> Dataset records
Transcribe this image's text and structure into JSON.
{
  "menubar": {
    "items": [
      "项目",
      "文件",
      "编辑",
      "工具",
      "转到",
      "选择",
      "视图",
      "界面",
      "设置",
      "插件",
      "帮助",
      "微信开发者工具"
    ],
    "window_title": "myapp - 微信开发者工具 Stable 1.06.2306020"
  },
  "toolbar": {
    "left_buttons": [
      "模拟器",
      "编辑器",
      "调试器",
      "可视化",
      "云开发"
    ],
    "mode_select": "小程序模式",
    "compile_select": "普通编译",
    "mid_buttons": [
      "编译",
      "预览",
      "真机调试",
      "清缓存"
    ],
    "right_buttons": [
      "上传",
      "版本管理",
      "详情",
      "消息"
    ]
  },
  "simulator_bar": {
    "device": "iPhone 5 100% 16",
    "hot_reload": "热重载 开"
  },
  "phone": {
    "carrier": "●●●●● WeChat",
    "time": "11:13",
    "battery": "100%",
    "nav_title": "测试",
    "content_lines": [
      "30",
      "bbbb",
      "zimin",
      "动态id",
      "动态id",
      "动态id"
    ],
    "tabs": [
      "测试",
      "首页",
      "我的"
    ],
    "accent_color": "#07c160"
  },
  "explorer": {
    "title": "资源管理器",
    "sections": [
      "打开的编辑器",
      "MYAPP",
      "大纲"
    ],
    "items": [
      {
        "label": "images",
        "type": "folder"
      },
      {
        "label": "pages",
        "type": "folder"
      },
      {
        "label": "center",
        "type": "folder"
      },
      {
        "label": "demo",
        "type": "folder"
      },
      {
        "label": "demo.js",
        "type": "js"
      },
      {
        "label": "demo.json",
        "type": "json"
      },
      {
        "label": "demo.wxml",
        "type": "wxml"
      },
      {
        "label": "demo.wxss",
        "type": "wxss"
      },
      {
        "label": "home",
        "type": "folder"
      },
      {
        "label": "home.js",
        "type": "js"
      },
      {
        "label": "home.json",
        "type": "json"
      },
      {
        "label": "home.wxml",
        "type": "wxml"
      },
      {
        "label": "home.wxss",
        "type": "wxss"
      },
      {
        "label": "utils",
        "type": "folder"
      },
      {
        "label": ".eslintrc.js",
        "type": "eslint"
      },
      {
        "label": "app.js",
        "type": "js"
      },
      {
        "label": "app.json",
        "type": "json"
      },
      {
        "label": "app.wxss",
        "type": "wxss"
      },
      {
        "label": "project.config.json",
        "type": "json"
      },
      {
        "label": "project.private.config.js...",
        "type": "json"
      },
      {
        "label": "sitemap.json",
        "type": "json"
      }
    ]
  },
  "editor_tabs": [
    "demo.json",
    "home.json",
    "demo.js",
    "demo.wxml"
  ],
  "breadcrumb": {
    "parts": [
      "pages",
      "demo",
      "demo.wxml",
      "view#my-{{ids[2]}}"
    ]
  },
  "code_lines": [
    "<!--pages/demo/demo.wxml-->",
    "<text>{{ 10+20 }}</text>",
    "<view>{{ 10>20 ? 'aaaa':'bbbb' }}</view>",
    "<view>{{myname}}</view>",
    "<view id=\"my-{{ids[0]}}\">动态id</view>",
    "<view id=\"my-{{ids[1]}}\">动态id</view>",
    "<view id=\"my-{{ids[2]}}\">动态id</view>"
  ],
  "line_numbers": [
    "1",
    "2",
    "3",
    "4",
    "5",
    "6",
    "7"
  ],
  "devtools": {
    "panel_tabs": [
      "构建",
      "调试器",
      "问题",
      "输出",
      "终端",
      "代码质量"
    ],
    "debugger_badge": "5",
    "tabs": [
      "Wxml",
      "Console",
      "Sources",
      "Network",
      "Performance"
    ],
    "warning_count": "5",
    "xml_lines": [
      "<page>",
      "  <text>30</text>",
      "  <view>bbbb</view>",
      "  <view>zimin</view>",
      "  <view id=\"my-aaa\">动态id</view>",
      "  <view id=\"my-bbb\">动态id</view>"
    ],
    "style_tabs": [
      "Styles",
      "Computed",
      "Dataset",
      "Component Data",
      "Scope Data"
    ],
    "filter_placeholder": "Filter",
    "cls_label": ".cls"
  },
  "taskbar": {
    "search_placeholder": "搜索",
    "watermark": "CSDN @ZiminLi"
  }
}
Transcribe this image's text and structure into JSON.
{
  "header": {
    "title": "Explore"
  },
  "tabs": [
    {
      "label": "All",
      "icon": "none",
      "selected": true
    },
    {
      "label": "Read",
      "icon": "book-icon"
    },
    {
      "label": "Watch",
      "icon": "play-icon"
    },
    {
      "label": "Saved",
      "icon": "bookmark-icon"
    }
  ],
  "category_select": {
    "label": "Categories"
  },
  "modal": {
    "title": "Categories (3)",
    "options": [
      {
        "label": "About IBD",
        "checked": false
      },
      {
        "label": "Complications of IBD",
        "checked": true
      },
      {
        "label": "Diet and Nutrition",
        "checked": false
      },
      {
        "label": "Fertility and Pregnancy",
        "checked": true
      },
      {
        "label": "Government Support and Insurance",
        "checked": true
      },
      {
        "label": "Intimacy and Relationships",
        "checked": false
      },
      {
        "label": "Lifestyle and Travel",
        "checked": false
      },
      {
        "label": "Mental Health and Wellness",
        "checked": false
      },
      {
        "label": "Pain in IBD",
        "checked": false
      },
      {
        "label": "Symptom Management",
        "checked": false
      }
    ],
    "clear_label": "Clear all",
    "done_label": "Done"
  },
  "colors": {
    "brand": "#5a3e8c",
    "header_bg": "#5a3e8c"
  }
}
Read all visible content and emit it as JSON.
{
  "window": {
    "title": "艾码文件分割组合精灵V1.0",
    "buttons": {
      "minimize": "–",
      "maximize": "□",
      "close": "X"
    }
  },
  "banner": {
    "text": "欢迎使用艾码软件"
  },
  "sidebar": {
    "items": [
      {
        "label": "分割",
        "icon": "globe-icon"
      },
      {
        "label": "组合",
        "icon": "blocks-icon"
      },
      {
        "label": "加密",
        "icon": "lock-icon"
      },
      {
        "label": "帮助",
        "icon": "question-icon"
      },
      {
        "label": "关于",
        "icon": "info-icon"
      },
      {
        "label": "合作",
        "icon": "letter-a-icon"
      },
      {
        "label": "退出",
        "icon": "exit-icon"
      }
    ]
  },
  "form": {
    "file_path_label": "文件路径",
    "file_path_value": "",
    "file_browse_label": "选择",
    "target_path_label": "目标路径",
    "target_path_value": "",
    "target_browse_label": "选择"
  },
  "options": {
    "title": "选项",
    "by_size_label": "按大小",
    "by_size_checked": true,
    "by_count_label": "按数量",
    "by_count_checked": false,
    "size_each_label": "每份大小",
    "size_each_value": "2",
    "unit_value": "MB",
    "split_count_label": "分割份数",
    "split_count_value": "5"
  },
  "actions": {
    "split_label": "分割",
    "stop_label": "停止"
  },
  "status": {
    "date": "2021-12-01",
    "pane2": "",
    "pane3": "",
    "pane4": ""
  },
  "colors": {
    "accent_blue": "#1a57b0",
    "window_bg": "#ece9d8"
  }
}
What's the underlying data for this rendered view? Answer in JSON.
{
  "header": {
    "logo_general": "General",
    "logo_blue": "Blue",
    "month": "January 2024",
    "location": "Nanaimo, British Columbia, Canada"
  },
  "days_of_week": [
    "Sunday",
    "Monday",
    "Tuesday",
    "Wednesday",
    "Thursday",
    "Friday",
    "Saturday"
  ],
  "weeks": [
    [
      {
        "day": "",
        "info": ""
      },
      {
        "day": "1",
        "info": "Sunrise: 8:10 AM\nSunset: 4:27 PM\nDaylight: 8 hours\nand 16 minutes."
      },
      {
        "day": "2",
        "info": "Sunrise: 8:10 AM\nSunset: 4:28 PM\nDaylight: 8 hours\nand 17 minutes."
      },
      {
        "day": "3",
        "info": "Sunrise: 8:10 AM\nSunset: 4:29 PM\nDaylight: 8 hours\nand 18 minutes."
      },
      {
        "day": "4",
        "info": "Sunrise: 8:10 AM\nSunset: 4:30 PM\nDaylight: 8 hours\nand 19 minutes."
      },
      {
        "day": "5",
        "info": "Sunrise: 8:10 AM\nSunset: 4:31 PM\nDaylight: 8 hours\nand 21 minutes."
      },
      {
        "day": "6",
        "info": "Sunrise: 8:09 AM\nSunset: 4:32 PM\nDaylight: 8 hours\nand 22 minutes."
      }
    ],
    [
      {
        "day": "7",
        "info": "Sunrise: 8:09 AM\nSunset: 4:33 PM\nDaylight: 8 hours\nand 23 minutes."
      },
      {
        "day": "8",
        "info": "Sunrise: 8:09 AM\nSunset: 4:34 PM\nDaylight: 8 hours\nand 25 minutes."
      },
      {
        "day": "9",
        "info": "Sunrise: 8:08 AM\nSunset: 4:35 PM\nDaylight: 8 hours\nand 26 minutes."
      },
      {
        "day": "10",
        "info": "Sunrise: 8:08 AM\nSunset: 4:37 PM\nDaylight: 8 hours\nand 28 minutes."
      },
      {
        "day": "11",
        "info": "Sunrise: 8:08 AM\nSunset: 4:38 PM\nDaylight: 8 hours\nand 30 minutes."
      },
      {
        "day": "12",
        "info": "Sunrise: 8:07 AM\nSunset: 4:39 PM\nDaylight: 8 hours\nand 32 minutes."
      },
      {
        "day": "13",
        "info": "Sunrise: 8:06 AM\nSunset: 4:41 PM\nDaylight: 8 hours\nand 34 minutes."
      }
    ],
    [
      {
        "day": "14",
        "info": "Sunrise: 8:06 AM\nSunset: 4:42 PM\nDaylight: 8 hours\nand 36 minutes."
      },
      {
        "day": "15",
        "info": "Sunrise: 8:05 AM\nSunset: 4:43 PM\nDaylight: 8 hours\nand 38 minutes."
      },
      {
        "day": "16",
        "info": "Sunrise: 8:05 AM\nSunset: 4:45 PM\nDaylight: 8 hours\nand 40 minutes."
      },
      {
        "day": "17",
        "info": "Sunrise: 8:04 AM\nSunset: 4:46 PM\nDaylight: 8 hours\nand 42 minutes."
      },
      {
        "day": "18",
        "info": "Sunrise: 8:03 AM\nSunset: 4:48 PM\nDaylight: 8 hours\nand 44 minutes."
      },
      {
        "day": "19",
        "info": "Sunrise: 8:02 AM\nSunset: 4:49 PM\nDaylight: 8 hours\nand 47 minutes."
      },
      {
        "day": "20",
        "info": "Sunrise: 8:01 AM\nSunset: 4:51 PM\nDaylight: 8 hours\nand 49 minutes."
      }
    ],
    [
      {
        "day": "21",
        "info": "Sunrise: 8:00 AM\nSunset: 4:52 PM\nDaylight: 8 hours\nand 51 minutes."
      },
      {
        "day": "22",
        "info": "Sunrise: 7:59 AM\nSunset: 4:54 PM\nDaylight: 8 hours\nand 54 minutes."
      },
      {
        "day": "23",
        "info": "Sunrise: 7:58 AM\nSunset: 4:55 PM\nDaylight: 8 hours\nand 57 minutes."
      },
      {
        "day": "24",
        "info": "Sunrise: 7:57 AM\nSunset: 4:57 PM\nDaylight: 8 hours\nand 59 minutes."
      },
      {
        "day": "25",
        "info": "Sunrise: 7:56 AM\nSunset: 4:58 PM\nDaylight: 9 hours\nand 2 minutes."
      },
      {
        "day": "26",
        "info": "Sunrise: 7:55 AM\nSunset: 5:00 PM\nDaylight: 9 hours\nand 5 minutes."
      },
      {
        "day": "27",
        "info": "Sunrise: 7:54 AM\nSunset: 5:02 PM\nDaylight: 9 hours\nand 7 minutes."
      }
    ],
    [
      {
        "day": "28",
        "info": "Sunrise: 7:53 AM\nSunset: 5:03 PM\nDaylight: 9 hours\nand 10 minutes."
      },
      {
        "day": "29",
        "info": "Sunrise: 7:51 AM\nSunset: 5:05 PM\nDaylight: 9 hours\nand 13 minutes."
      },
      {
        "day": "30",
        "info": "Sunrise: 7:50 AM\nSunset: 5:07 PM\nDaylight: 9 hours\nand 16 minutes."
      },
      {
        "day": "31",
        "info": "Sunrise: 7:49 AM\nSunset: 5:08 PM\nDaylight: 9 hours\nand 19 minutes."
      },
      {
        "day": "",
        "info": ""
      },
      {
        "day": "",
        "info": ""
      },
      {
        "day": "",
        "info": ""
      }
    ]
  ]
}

> EXERCISE AIM
Using the listing above, list every line in which the string "pages" occurs.

> OUTPUT OF THE EXERCISE
        "label": "pages",
      "pages",
    "<!--pages/demo/demo.wxml-->",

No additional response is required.